[Figure content listings]
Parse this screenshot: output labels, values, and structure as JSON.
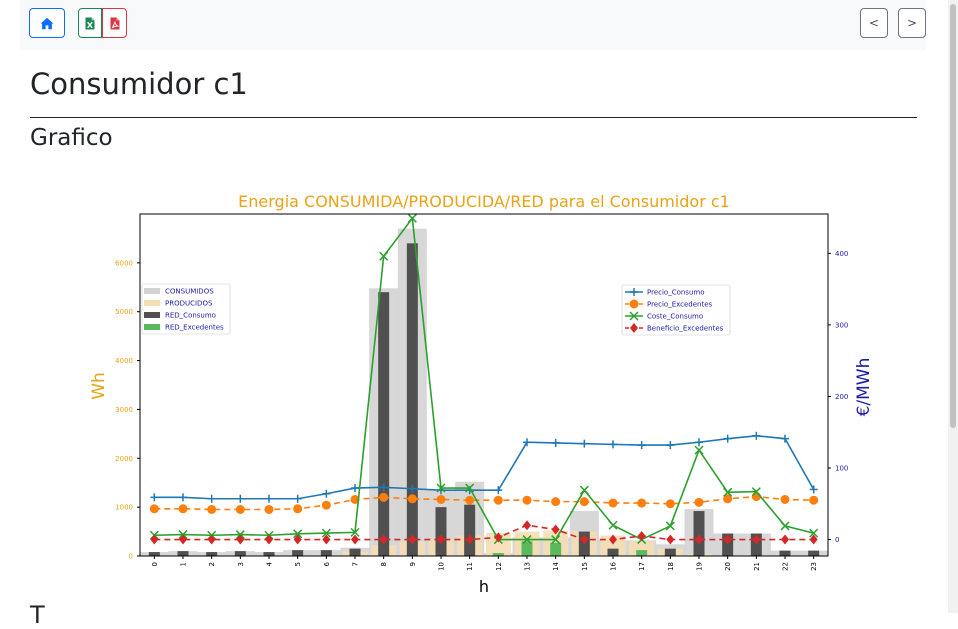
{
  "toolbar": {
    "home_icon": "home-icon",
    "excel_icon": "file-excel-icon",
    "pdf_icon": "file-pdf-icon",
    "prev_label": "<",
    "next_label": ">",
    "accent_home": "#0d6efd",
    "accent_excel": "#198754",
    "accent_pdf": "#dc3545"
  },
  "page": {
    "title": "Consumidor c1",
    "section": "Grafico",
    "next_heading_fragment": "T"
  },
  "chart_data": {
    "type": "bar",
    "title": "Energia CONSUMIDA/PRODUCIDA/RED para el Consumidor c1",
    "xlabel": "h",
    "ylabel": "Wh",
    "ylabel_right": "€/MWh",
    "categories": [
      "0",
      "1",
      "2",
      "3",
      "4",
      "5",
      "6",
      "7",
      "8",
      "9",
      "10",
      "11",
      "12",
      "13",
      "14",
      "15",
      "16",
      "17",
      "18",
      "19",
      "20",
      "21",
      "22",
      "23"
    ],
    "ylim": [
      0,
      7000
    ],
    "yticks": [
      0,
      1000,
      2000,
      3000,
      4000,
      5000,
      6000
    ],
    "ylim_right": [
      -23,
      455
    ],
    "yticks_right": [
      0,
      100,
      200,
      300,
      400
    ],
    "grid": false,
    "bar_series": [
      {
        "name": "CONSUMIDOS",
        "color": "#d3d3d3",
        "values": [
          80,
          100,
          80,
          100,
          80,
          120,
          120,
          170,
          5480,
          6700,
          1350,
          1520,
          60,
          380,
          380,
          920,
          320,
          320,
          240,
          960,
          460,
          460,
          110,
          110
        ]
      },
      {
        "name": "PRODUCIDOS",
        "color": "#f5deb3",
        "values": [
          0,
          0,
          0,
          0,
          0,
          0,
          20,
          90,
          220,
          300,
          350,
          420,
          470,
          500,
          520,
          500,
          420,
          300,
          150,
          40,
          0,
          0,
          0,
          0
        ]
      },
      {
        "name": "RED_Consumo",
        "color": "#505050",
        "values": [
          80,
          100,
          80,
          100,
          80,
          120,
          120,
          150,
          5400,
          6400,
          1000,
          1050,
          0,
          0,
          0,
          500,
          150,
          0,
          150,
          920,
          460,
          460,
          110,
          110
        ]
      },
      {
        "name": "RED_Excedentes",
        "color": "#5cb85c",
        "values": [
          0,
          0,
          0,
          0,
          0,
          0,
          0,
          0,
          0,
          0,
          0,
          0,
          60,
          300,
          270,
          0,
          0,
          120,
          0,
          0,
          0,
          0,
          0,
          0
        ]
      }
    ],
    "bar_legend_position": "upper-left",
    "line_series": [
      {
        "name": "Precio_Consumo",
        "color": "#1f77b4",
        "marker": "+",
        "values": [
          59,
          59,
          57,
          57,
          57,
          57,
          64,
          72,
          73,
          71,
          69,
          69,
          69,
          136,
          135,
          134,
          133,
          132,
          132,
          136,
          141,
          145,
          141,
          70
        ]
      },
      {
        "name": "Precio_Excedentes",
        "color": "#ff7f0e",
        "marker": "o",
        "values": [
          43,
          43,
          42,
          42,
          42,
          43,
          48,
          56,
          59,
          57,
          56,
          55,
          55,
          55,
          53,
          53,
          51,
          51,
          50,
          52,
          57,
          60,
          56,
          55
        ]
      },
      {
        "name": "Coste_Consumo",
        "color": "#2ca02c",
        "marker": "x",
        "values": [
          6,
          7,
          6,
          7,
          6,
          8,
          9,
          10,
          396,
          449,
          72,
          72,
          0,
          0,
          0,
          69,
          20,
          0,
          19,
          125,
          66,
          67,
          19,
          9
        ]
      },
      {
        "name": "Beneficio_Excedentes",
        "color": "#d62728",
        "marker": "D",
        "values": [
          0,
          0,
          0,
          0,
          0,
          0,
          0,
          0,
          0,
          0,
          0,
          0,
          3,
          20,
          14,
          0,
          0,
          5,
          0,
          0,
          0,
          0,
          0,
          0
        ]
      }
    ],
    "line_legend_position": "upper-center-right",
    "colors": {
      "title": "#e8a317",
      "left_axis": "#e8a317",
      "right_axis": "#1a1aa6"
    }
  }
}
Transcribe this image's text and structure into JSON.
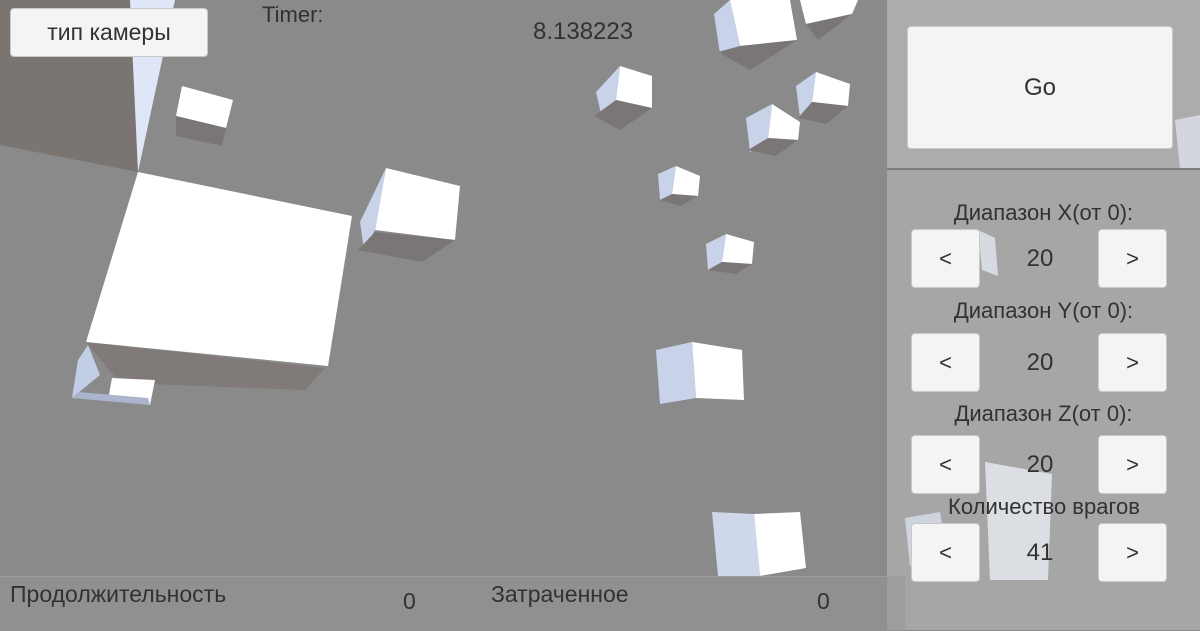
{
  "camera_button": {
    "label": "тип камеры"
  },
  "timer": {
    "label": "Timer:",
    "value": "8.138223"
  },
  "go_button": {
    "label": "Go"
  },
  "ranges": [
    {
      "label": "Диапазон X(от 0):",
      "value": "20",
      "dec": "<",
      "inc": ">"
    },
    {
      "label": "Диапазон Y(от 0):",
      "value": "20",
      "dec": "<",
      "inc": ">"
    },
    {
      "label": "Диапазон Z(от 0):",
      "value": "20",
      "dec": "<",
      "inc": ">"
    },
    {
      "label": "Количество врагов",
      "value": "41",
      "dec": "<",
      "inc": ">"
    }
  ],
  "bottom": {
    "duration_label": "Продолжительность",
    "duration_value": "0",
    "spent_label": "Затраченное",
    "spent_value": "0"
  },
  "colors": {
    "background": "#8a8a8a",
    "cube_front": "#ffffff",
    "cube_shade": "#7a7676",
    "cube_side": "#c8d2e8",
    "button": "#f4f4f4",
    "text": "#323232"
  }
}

# The request
What comes back should match the records exactly, minus any pictures.

# The response
Parse this screenshot: output labels, values, and structure as JSON.
{
  "toolbar": {
    "home_icon": "home-icon",
    "excel_icon": "file-excel-icon",
    "pdf_icon": "file-pdf-icon",
    "prev_label": "<",
    "next_label": ">",
    "accent_home": "#0d6efd",
    "accent_excel": "#198754",
    "accent_pdf": "#dc3545"
  },
  "page": {
    "title": "Consumidor c1",
    "section": "Grafico",
    "next_heading_fragment": "T"
  },
  "chart_data": {
    "type": "bar",
    "title": "Energia CONSUMIDA/PRODUCIDA/RED para el Consumidor c1",
    "xlabel": "h",
    "ylabel": "Wh",
    "ylabel_right": "€/MWh",
    "categories": [
      "0",
      "1",
      "2",
      "3",
      "4",
      "5",
      "6",
      "7",
      "8",
      "9",
      "10",
      "11",
      "12",
      "13",
      "14",
      "15",
      "16",
      "17",
      "18",
      "19",
      "20",
      "21",
      "22",
      "23"
    ],
    "ylim": [
      0,
      7000
    ],
    "yticks": [
      0,
      1000,
      2000,
      3000,
      4000,
      5000,
      6000
    ],
    "ylim_right": [
      -23,
      455
    ],
    "yticks_right": [
      0,
      100,
      200,
      300,
      400
    ],
    "grid": false,
    "bar_series": [
      {
        "name": "CONSUMIDOS",
        "color": "#d3d3d3",
        "values": [
          80,
          100,
          80,
          100,
          80,
          120,
          120,
          170,
          5480,
          6700,
          1350,
          1520,
          60,
          380,
          380,
          920,
          320,
          320,
          240,
          960,
          460,
          460,
          110,
          110
        ]
      },
      {
        "name": "PRODUCIDOS",
        "color": "#f5deb3",
        "values": [
          0,
          0,
          0,
          0,
          0,
          0,
          20,
          90,
          220,
          300,
          350,
          420,
          470,
          500,
          520,
          500,
          420,
          300,
          150,
          40,
          0,
          0,
          0,
          0
        ]
      },
      {
        "name": "RED_Consumo",
        "color": "#505050",
        "values": [
          80,
          100,
          80,
          100,
          80,
          120,
          120,
          150,
          5400,
          6400,
          1000,
          1050,
          0,
          0,
          0,
          500,
          150,
          0,
          150,
          920,
          460,
          460,
          110,
          110
        ]
      },
      {
        "name": "RED_Excedentes",
        "color": "#5cb85c",
        "values": [
          0,
          0,
          0,
          0,
          0,
          0,
          0,
          0,
          0,
          0,
          0,
          0,
          60,
          300,
          270,
          0,
          0,
          120,
          0,
          0,
          0,
          0,
          0,
          0
        ]
      }
    ],
    "bar_legend_position": "upper-left",
    "line_series": [
      {
        "name": "Precio_Consumo",
        "color": "#1f77b4",
        "marker": "+",
        "values": [
          59,
          59,
          57,
          57,
          57,
          57,
          64,
          72,
          73,
          71,
          69,
          69,
          69,
          136,
          135,
          134,
          133,
          132,
          132,
          136,
          141,
          145,
          141,
          70
        ]
      },
      {
        "name": "Precio_Excedentes",
        "color": "#ff7f0e",
        "marker": "o",
        "values": [
          43,
          43,
          42,
          42,
          42,
          43,
          48,
          56,
          59,
          57,
          56,
          55,
          55,
          55,
          53,
          53,
          51,
          51,
          50,
          52,
          57,
          60,
          56,
          55
        ]
      },
      {
        "name": "Coste_Consumo",
        "color": "#2ca02c",
        "marker": "x",
        "values": [
          6,
          7,
          6,
          7,
          6,
          8,
          9,
          10,
          396,
          449,
          72,
          72,
          0,
          0,
          0,
          69,
          20,
          0,
          19,
          125,
          66,
          67,
          19,
          9
        ]
      },
      {
        "name": "Beneficio_Excedentes",
        "color": "#d62728",
        "marker": "D",
        "values": [
          0,
          0,
          0,
          0,
          0,
          0,
          0,
          0,
          0,
          0,
          0,
          0,
          3,
          20,
          14,
          0,
          0,
          5,
          0,
          0,
          0,
          0,
          0,
          0
        ]
      }
    ],
    "line_legend_position": "upper-center-right",
    "colors": {
      "title": "#e8a317",
      "left_axis": "#e8a317",
      "right_axis": "#1a1aa6"
    }
  }
}
Transcribe this image's text and structure into JSON.
{
  "camera_button": {
    "label": "тип камеры"
  },
  "timer": {
    "label": "Timer:",
    "value": "8.138223"
  },
  "go_button": {
    "label": "Go"
  },
  "ranges": [
    {
      "label": "Диапазон X(от 0):",
      "value": "20",
      "dec": "<",
      "inc": ">"
    },
    {
      "label": "Диапазон Y(от 0):",
      "value": "20",
      "dec": "<",
      "inc": ">"
    },
    {
      "label": "Диапазон Z(от 0):",
      "value": "20",
      "dec": "<",
      "inc": ">"
    },
    {
      "label": "Количество врагов",
      "value": "41",
      "dec": "<",
      "inc": ">"
    }
  ],
  "bottom": {
    "duration_label": "Продолжительность",
    "duration_value": "0",
    "spent_label": "Затраченное",
    "spent_value": "0"
  },
  "colors": {
    "background": "#8a8a8a",
    "cube_front": "#ffffff",
    "cube_shade": "#7a7676",
    "cube_side": "#c8d2e8",
    "button": "#f4f4f4",
    "text": "#323232"
  }
}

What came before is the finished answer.